▶ Records from a collection of figures:
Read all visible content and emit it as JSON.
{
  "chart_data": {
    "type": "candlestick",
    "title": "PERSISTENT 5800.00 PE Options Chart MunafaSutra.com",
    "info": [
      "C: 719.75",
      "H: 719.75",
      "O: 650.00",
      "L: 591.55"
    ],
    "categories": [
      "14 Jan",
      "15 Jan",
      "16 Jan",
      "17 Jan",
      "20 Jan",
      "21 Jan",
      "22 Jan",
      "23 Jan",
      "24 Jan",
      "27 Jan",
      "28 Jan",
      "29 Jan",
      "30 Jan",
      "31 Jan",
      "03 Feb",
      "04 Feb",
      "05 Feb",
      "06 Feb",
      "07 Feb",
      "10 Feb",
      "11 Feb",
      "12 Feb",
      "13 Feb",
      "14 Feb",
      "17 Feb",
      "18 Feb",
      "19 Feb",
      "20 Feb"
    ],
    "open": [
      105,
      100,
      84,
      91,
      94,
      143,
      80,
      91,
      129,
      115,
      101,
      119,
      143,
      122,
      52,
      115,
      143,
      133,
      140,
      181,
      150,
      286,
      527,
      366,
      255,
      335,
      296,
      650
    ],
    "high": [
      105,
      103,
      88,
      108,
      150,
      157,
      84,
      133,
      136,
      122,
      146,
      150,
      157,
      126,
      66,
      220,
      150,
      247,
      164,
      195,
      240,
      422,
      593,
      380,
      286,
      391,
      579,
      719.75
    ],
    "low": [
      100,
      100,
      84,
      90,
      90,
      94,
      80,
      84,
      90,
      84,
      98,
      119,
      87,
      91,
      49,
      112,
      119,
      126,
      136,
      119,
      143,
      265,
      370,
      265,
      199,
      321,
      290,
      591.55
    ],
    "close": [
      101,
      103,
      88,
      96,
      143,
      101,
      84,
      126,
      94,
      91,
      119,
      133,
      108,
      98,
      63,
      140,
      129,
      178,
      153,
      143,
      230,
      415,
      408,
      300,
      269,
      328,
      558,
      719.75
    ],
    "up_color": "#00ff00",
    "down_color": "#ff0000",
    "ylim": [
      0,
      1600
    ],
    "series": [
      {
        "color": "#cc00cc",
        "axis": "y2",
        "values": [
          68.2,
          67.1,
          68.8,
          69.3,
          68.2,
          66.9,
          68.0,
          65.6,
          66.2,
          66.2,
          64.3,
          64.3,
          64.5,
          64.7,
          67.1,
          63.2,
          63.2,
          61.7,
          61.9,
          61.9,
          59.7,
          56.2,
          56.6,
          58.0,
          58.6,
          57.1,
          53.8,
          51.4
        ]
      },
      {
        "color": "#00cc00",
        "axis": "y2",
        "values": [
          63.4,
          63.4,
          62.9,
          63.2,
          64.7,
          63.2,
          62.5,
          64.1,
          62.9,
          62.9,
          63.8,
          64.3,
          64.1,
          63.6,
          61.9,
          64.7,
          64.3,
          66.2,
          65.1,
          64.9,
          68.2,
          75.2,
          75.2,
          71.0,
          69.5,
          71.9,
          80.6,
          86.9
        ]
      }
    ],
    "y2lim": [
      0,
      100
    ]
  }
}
--
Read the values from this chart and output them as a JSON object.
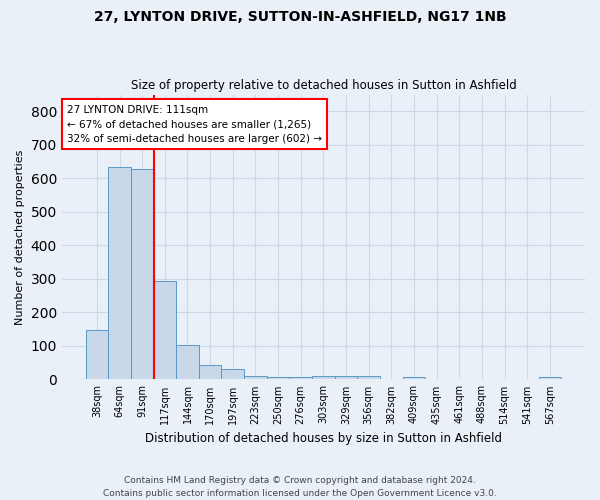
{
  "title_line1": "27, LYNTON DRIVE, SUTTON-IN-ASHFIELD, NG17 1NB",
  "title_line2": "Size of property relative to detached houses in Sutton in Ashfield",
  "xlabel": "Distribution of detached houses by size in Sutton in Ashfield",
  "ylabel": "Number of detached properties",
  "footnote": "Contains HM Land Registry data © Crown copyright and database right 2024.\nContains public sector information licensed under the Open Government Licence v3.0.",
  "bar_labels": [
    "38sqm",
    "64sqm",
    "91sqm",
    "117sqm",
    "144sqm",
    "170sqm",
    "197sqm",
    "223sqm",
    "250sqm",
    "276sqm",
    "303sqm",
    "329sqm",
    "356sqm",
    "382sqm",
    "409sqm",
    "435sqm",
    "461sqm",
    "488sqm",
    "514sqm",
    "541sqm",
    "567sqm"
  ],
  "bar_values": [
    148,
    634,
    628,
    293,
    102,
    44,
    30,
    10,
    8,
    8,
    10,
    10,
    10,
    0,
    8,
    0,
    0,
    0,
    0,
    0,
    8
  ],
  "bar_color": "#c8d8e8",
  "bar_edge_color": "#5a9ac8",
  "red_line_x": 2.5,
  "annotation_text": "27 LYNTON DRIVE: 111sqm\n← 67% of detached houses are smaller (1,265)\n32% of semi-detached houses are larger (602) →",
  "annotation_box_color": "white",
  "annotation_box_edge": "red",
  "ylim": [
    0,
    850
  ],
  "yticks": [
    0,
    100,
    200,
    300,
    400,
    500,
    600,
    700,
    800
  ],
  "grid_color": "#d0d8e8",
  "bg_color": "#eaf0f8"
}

▶ Description of the task: Track down every line holding the string "JSON" and copy it.

▶ Solution to this task:
Read all visible content and emit it as JSON.
Read the values from this chart and output them as a JSON object.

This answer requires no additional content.